begin Records for the task

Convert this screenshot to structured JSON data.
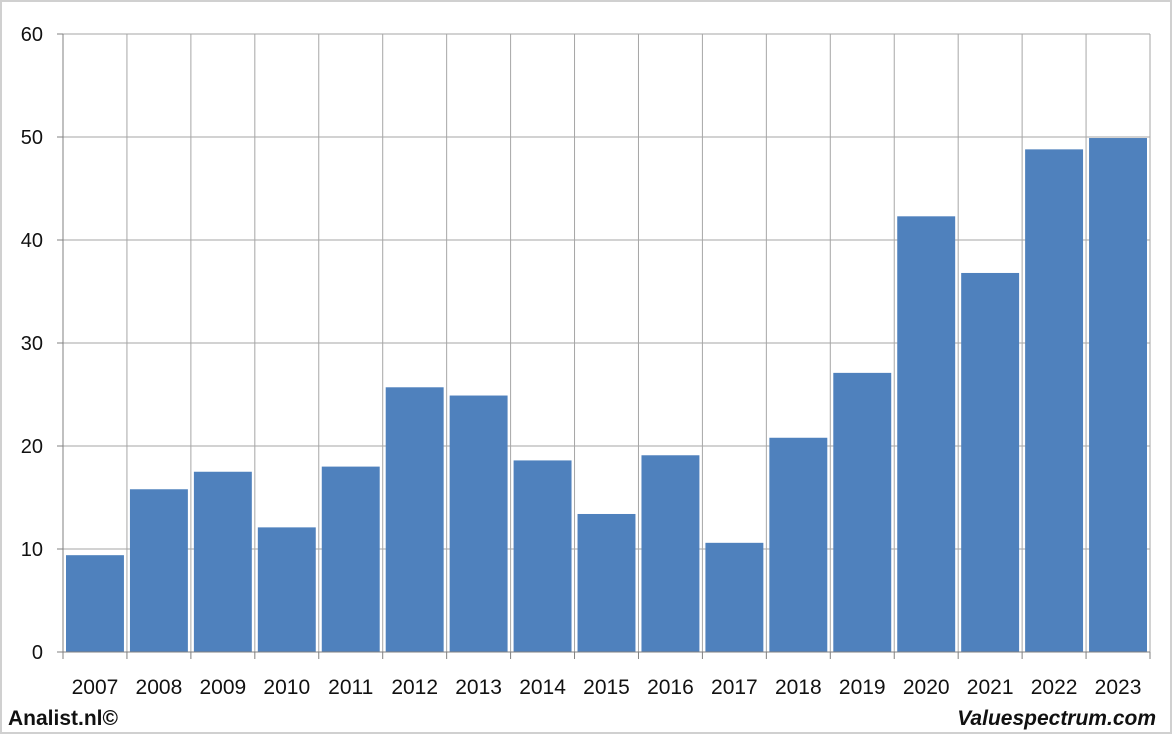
{
  "chart_data": {
    "type": "bar",
    "categories": [
      "2007",
      "2008",
      "2009",
      "2010",
      "2011",
      "2012",
      "2013",
      "2014",
      "2015",
      "2016",
      "2017",
      "2018",
      "2019",
      "2020",
      "2021",
      "2022",
      "2023"
    ],
    "values": [
      9.4,
      15.8,
      17.5,
      12.1,
      18.0,
      25.7,
      24.9,
      18.6,
      13.4,
      19.1,
      10.6,
      20.8,
      27.1,
      42.3,
      36.8,
      48.8,
      49.9
    ],
    "yticks": [
      "0",
      "10",
      "20",
      "30",
      "40",
      "50",
      "60"
    ],
    "ylim": [
      0,
      60
    ],
    "grid": true,
    "bar_color": "#4f81bd",
    "grid_color": "#a6a6a6"
  },
  "footer": {
    "left": "Analist.nl©",
    "right": "Valuespectrum.com"
  }
}
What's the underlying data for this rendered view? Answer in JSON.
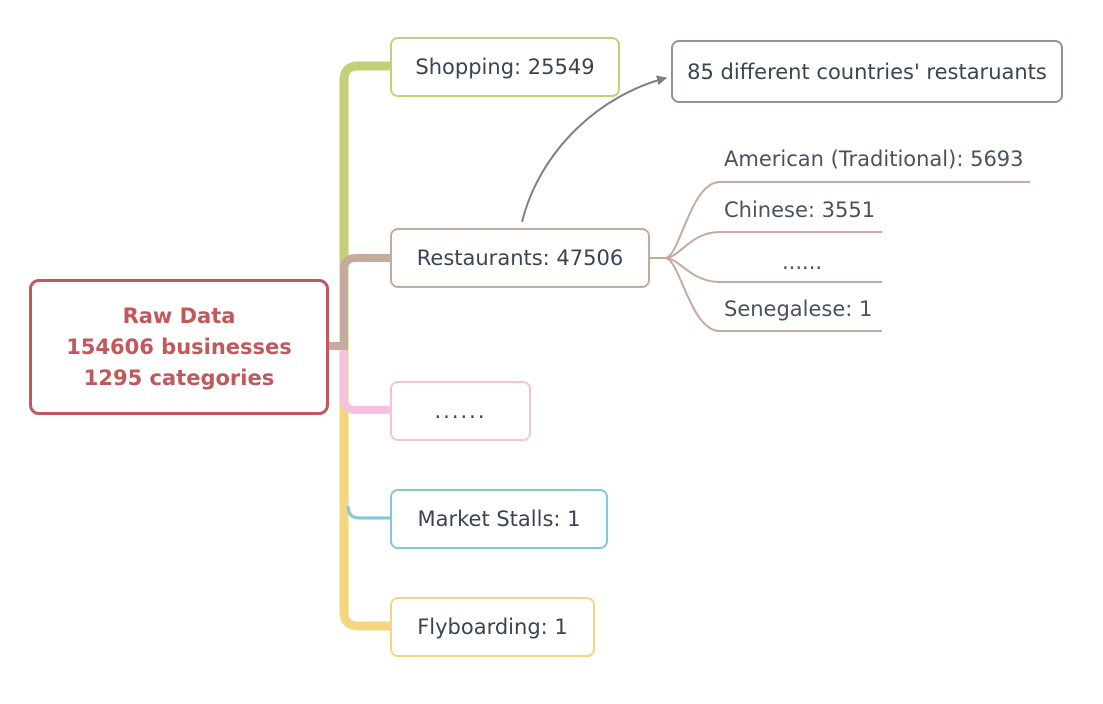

end Records for the task

> Work to be completed: Reproduce each record from above exactly; pictures do not belong in the copy.

> Complete answer:
Convert this screenshot to structured JSON data.
{
  "chart_data": {
    "type": "bar",
    "categories": [
      "2007",
      "2008",
      "2009",
      "2010",
      "2011",
      "2012",
      "2013",
      "2014",
      "2015",
      "2016",
      "2017",
      "2018",
      "2019",
      "2020",
      "2021",
      "2022",
      "2023"
    ],
    "values": [
      9.4,
      15.8,
      17.5,
      12.1,
      18.0,
      25.7,
      24.9,
      18.6,
      13.4,
      19.1,
      10.6,
      20.8,
      27.1,
      42.3,
      36.8,
      48.8,
      49.9
    ],
    "yticks": [
      "0",
      "10",
      "20",
      "30",
      "40",
      "50",
      "60"
    ],
    "ylim": [
      0,
      60
    ],
    "grid": true,
    "bar_color": "#4f81bd",
    "grid_color": "#a6a6a6"
  },
  "footer": {
    "left": "Analist.nl©",
    "right": "Valuespectrum.com"
  }
}
What's the underlying data for this rendered view? Answer in JSON.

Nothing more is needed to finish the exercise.